Spatial annotation entries:
+++++

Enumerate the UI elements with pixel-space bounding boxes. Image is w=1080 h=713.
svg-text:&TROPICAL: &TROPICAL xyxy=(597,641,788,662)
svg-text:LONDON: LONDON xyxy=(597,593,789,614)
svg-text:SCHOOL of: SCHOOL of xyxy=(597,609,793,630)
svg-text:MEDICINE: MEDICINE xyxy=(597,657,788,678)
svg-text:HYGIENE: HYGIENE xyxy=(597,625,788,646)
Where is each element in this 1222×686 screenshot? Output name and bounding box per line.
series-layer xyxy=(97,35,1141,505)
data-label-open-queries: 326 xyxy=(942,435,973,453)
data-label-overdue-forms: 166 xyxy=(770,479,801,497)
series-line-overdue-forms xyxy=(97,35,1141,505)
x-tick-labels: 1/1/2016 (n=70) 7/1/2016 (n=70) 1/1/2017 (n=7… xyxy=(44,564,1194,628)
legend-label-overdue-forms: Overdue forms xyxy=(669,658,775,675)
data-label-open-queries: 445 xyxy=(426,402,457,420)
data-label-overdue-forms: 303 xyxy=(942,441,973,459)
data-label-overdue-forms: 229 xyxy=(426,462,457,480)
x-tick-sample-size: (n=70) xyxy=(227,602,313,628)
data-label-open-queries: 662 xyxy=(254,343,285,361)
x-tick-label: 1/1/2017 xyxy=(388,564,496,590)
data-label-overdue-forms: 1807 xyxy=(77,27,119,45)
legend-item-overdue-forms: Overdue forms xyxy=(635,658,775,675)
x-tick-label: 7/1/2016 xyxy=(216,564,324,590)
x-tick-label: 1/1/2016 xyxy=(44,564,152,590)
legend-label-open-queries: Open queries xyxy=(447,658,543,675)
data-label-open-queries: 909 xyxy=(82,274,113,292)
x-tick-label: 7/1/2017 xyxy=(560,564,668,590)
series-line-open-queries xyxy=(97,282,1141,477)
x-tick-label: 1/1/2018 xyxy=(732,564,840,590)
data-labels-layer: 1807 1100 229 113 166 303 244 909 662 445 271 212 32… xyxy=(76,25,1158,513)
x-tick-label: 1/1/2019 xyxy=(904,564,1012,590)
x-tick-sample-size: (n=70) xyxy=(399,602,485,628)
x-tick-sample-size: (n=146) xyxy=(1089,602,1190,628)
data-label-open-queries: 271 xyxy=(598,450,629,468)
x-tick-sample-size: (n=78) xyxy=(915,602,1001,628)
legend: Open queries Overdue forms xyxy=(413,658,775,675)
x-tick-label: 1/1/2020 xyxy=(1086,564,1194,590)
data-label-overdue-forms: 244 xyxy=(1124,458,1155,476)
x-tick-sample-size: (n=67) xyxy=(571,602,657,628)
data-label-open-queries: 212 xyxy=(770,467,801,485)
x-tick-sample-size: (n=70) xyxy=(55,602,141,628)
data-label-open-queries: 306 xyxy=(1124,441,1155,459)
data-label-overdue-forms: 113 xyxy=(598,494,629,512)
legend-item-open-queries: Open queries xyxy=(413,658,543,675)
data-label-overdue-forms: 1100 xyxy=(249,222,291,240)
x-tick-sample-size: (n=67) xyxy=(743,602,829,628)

+++++

| EXERCISE |
Turn the lines above into a numbered list, leaving out any blank lines.

| EXERCISE ANSWER |
1. Enumerate the UI elements with pixel-space bounding boxes. Image is w=1080 h=713.
2. svg-text:&TROPICAL: &TROPICAL xyxy=(597,641,788,662)
3. svg-text:LONDON: LONDON xyxy=(597,593,789,614)
4. svg-text:SCHOOL of: SCHOOL of xyxy=(597,609,793,630)
5. svg-text:MEDICINE: MEDICINE xyxy=(597,657,788,678)
6. svg-text:HYGIENE: HYGIENE xyxy=(597,625,788,646)
7. Where is each element in this 1222×686 screenshot? Output name and bounding box per line.
8. series-layer xyxy=(97,35,1141,505)
9. data-label-open-queries: 326 xyxy=(942,435,973,453)
10. data-label-overdue-forms: 166 xyxy=(770,479,801,497)
11. series-line-overdue-forms xyxy=(97,35,1141,505)
12. x-tick-labels: 1/1/2016 (n=70) 7/1/2016 (n=70) 1/1/2017 (n=7… xyxy=(44,564,1194,628)
13. legend-label-overdue-forms: Overdue forms xyxy=(669,658,775,675)
14. data-label-open-queries: 445 xyxy=(426,402,457,420)
15. data-label-overdue-forms: 303 xyxy=(942,441,973,459)
16. data-label-overdue-forms: 229 xyxy=(426,462,457,480)
17. x-tick-sample-size: (n=70) xyxy=(227,602,313,628)
18. data-label-open-queries: 662 xyxy=(254,343,285,361)
19. x-tick-label: 1/1/2017 xyxy=(388,564,496,590)
20. data-label-overdue-forms: 1807 xyxy=(77,27,119,45)
21. legend-item-overdue-forms: Overdue forms xyxy=(635,658,775,675)
22. x-tick-label: 7/1/2016 xyxy=(216,564,324,590)
23. x-tick-label: 1/1/2016 xyxy=(44,564,152,590)
24. legend-label-open-queries: Open queries xyxy=(447,658,543,675)
25. data-label-open-queries: 909 xyxy=(82,274,113,292)
26. x-tick-label: 7/1/2017 xyxy=(560,564,668,590)
27. series-line-open-queries xyxy=(97,282,1141,477)
28. x-tick-label: 1/1/2018 xyxy=(732,564,840,590)
29. data-labels-layer: 1807 1100 229 113 166 303 244 909 662 445 271 212 32… xyxy=(76,25,1158,513)
30. x-tick-label: 1/1/2019 xyxy=(904,564,1012,590)
31. x-tick-sample-size: (n=70) xyxy=(399,602,485,628)
32. x-tick-sample-size: (n=146) xyxy=(1089,602,1190,628)
33. data-label-open-queries: 271 xyxy=(598,450,629,468)
34. x-tick-sample-size: (n=78) xyxy=(915,602,1001,628)
35. legend: Open queries Overdue forms xyxy=(413,658,775,675)
36. x-tick-label: 1/1/2020 xyxy=(1086,564,1194,590)
37. data-label-overdue-forms: 244 xyxy=(1124,458,1155,476)
38. x-tick-sample-size: (n=67) xyxy=(571,602,657,628)
39. data-label-open-queries: 212 xyxy=(770,467,801,485)
40. x-tick-sample-size: (n=70) xyxy=(55,602,141,628)
41. data-label-open-queries: 306 xyxy=(1124,441,1155,459)
42. data-label-overdue-forms: 113 xyxy=(598,494,629,512)
43. legend-item-open-queries: Open queries xyxy=(413,658,543,675)
44. data-label-overdue-forms: 1100 xyxy=(249,222,291,240)
45. x-tick-sample-size: (n=67) xyxy=(743,602,829,628)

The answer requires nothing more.